(Problem description)
The listing must be reproduced in full, exactly as it stands.

_ _ _ _

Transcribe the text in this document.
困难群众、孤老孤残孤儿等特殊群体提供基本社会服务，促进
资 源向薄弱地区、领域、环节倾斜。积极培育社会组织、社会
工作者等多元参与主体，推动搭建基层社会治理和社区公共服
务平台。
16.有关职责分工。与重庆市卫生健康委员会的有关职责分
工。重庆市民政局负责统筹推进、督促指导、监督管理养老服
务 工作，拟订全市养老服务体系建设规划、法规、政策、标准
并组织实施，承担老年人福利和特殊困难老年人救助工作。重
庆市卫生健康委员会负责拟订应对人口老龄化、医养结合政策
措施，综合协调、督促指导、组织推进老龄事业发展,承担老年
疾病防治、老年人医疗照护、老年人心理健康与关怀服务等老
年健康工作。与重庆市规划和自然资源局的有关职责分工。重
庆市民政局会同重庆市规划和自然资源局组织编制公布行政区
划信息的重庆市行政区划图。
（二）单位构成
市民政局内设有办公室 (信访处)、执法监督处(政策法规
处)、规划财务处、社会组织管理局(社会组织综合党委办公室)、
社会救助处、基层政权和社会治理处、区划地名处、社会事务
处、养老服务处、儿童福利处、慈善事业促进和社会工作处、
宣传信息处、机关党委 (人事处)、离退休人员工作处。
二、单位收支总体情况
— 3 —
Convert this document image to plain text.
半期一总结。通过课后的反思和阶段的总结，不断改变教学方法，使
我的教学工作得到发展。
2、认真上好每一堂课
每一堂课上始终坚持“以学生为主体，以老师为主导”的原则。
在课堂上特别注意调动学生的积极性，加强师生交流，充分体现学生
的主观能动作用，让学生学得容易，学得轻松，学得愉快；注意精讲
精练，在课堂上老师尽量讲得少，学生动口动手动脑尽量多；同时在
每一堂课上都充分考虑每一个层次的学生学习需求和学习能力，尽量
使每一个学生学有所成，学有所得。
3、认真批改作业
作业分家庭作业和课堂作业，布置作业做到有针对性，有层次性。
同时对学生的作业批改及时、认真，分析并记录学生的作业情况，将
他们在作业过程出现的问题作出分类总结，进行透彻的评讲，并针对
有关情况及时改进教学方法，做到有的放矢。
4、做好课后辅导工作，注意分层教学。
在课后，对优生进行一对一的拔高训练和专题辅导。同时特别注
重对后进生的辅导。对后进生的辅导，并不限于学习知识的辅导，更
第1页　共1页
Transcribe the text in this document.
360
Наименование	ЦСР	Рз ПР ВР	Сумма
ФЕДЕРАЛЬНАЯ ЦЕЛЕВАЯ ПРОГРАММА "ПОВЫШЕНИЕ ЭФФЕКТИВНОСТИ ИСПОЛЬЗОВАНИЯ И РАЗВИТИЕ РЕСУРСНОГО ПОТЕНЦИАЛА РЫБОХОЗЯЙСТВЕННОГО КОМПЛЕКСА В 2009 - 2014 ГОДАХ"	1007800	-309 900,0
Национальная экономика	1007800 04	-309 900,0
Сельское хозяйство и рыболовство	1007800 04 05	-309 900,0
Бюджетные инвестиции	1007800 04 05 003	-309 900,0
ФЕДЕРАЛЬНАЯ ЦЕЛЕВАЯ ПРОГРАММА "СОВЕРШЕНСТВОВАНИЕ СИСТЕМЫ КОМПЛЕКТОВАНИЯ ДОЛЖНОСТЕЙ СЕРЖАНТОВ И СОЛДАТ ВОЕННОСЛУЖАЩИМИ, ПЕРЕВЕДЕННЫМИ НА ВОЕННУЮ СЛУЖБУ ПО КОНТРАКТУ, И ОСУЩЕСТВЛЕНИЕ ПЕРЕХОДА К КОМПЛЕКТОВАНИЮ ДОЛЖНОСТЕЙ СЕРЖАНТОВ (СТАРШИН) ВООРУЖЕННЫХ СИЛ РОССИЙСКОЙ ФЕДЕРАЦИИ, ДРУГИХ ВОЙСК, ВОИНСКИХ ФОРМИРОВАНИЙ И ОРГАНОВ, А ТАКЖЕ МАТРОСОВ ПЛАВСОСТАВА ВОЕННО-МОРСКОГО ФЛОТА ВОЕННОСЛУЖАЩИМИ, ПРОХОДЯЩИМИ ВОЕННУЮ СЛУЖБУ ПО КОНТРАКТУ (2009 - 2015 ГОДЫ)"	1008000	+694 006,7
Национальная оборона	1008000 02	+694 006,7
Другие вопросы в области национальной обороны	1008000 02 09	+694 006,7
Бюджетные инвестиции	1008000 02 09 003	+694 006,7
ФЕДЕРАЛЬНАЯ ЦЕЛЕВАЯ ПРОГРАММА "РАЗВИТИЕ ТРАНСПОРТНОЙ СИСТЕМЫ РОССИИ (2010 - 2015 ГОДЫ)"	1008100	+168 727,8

_ _ _ _

(Finished task)
Transcribe the text in this document.
困难群众、孤老孤残孤儿等特殊群体提供基本社会服务，促进
资 源向薄弱地区、领域、环节倾斜。积极培育社会组织、社会
工作者等多元参与主体，推动搭建基层社会治理和社区公共服
务平台。
16.有关职责分工。与重庆市卫生健康委员会的有关职责分
工。重庆市民政局负责统筹推进、督促指导、监督管理养老服
务 工作，拟订全市养老服务体系建设规划、法规、政策、标准
并组织实施，承担老年人福利和特殊困难老年人救助工作。重
庆市卫生健康委员会负责拟订应对人口老龄化、医养结合政策
措施，综合协调、督促指导、组织推进老龄事业发展,承担老年
疾病防治、老年人医疗照护、老年人心理健康与关怀服务等老
年健康工作。与重庆市规划和自然资源局的有关职责分工。重
庆市民政局会同重庆市规划和自然资源局组织编制公布行政区
划信息的重庆市行政区划图。
（二）单位构成
市民政局内设有办公室 (信访处)、执法监督处(政策法规
处)、规划财务处、社会组织管理局(社会组织综合党委办公室)、
社会救助处、基层政权和社会治理处、区划地名处、社会事务
处、养老服务处、儿童福利处、慈善事业促进和社会工作处、
宣传信息处、机关党委 (人事处)、离退休人员工作处。
二、单位收支总体情况
— 3 —
Convert this document image to plain text.
半期一总结。通过课后的反思和阶段的总结，不断改变教学方法，使
我的教学工作得到发展。
2、认真上好每一堂课
每一堂课上始终坚持“以学生为主体，以老师为主导”的原则。
在课堂上特别注意调动学生的积极性，加强师生交流，充分体现学生
的主观能动作用，让学生学得容易，学得轻松，学得愉快；注意精讲
精练，在课堂上老师尽量讲得少，学生动口动手动脑尽量多；同时在
每一堂课上都充分考虑每一个层次的学生学习需求和学习能力，尽量
使每一个学生学有所成，学有所得。
3、认真批改作业
作业分家庭作业和课堂作业，布置作业做到有针对性，有层次性。
同时对学生的作业批改及时、认真，分析并记录学生的作业情况，将
他们在作业过程出现的问题作出分类总结，进行透彻的评讲，并针对
有关情况及时改进教学方法，做到有的放矢。
4、做好课后辅导工作，注意分层教学。
在课后，对优生进行一对一的拔高训练和专题辅导。同时特别注
重对后进生的辅导。对后进生的辅导，并不限于学习知识的辅导，更
第1页　共1页
Transcribe the text in this document.
360
Наименование	ЦСР	Рз ПР ВР	Сумма
ФЕДЕРАЛЬНАЯ ЦЕЛЕВАЯ ПРОГРАММА "ПОВЫШЕНИЕ ЭФФЕКТИВНОСТИ ИСПОЛЬЗОВАНИЯ И РАЗВИТИЕ РЕСУРСНОГО ПОТЕНЦИАЛА РЫБОХОЗЯЙСТВЕННОГО КОМПЛЕКСА В 2009 - 2014 ГОДАХ"	1007800	-309 900,0
Национальная экономика	1007800 04	-309 900,0
Сельское хозяйство и рыболовство	1007800 04 05	-309 900,0
Бюджетные инвестиции	1007800 04 05 003	-309 900,0
ФЕДЕРАЛЬНАЯ ЦЕЛЕВАЯ ПРОГРАММА "СОВЕРШЕНСТВОВАНИЕ СИСТЕМЫ КОМПЛЕКТОВАНИЯ ДОЛЖНОСТЕЙ СЕРЖАНТОВ И СОЛДАТ ВОЕННОСЛУЖАЩИМИ, ПЕРЕВЕДЕННЫМИ НА ВОЕННУЮ СЛУЖБУ ПО КОНТРАКТУ, И ОСУЩЕСТВЛЕНИЕ ПЕРЕХОДА К КОМПЛЕКТОВАНИЮ ДОЛЖНОСТЕЙ СЕРЖАНТОВ (СТАРШИН) ВООРУЖЕННЫХ СИЛ РОССИЙСКОЙ ФЕДЕРАЦИИ, ДРУГИХ ВОЙСК, ВОИНСКИХ ФОРМИРОВАНИЙ И ОРГАНОВ, А ТАКЖЕ МАТРОСОВ ПЛАВСОСТАВА ВОЕННО-МОРСКОГО ФЛОТА ВОЕННОСЛУЖАЩИМИ, ПРОХОДЯЩИМИ ВОЕННУЮ СЛУЖБУ ПО КОНТРАКТУ (2009 - 2015 ГОДЫ)"	1008000	+694 006,7
Национальная оборона	1008000 02	+694 006,7
Другие вопросы в области национальной обороны	1008000 02 09	+694 006,7
Бюджетные инвестиции	1008000 02 09 003	+694 006,7
ФЕДЕРАЛЬНАЯ ЦЕЛЕВАЯ ПРОГРАММА "РАЗВИТИЕ ТРАНСПОРТНОЙ СИСТЕМЫ РОССИИ (2010 - 2015 ГОДЫ)"	1008100	+168 727,8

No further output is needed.